TEXT SECTION:
__________________________________________________

Rediscovered: The Fugitive Library of Young Scott, and Haefele’s Proto-Panel

You know those stories you read, about how some guy has gone off to war in Afghanistan or someplace and comes back to find out that his soon-to-be-ex-wife has sold his dog? Or all the stories about soldiers who put their stuff in a storage locker, only to find when they get back that the contents have been auctioned off?

Turns out that something along those lines happened to Scott Connors — or Young Scott, as I call him. He maintains that now that he is older than H.P. Lovecraft lived to be, I should drop the “Young” bit, but for me he’s ever the precocious teen who showed up one day in weird fiction fandom, when a bunch of us emerged in the mid-70s.

Scott wasn’t in combat, but some years back he was in the military for a stretch, stationed in Germany and along the DMZ staring down North Korea. He had his books stored, and got word that they’d all been ruined in a Pennsylvania flood and thrown out.

When I spotted the copies of books by Fritz Leiber and H. Warner Munn inscribed to Scott at PulpFest, I didn’t know why they were there. Yeah, maybe Scott needed money at some point and was forced to sell them — even the arch-bookman Vincent Starrett agreed that financial need was a reason to sell your library, and about the only reason. But even if that had been the case, I knew that someone like Scott — like me — would want those copies back. So I picked them up, just in case.

Turns out that Scott does want them (“Thanks for looking out for me here! I managed to pick up another inscribed copy of Fritz’s book, but I’d much rather have mine back”) — and that they would have been among the books supposedly flooded and thrown away.

He had no clew that the story about a flood was made up until he happened on the copy of Strange Harvest that Don Wandrei had inscribed to him, and realized that the books had just been sold out from under him. Brutal.

Now he’s got a tentative start on getting that first library of his back, with Wandrei and Leiber and Munn.

__________________________________________________

[Data excerpts]
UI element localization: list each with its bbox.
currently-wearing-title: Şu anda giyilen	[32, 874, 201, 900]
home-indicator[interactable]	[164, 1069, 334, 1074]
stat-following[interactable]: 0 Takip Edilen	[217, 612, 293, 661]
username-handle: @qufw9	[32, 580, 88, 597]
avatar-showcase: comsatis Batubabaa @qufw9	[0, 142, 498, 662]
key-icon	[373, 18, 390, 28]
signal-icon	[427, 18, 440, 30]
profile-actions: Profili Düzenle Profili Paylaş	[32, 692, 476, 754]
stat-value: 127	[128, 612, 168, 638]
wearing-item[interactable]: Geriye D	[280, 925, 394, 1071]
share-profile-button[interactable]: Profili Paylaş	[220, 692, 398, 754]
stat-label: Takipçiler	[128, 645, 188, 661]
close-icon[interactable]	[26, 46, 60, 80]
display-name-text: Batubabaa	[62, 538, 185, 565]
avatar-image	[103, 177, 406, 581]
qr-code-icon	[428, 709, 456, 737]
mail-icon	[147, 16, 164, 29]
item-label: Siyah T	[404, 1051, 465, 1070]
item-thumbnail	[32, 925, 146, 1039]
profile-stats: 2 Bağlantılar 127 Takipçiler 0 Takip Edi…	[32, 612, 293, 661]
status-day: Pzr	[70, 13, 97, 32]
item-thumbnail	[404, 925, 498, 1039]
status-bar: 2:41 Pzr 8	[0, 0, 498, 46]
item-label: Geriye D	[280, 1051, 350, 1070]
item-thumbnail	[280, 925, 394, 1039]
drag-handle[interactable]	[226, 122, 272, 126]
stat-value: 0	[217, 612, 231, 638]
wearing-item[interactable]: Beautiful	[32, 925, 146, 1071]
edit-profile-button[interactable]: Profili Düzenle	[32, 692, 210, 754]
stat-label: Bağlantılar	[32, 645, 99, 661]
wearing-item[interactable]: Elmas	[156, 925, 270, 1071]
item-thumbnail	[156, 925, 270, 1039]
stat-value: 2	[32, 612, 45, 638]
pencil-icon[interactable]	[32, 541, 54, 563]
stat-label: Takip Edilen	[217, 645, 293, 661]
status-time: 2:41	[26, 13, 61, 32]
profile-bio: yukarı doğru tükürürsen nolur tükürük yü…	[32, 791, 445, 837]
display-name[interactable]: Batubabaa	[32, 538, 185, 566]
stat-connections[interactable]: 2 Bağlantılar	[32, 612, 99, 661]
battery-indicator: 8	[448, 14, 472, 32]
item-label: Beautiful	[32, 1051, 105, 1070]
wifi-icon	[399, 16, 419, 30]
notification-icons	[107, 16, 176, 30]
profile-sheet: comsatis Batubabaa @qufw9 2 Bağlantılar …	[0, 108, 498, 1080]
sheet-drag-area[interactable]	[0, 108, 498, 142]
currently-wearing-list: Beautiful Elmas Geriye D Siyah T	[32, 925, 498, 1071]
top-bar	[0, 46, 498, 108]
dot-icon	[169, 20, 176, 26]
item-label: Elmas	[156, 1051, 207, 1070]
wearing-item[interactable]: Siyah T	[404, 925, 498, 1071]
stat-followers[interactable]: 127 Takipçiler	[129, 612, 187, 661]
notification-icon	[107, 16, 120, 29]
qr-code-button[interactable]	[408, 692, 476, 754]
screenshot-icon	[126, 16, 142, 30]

__________________________________________________

WHAT TO DO:
Resume the post about Scott Connors's lost library, starting right after its last sentence. The material above comes from a separate source.

RESPONSE AREA:
If you happen to have some book inscribed to Scott that would fall into that era, 1970s and early 80s, maybe think about selling it back to him — but don’t gouge the poor guy. I imagine the books are widely scattered by now, some no doubt lost along the way. The dealer who had the titles at PulpFest told me he got them from a guy’s estate, who had died three or four years before.

Once they were sold out of storage, who knows how many different ways they jumped?

Oh, and since we’re on the topic of Young Scott, at PulpFest John D. Haefele told me that he had appeared on a panel once before — sort of — before the Cthulhu Mythos panel he headlined.

I’m not sure I want anyone to recollect that first panel — Scott (or somebody) recommended at the last minute I sit in at the 2005 World Fantasy Convention in Madison, Wisconsin, the year Arkham House was being honored. It was held on Thursday, titled “The Early Years of Arkham House,” and the scheduled/listed participants were Walden Derleth and Dwayne Olson. Apparently Scott also was invited at the last minute. I seem to recall that very few people were in attendance, probably due to the timing. . . .

I was not an official participant, never listed, hardly participated, no recordings, no notice of any kind that I can recall.

If you don’t get the idea, Haefele maintains that for the sake of accuracy, “please be clear that I view that as something quite different than the Mythos panel at PulpFest.” Check.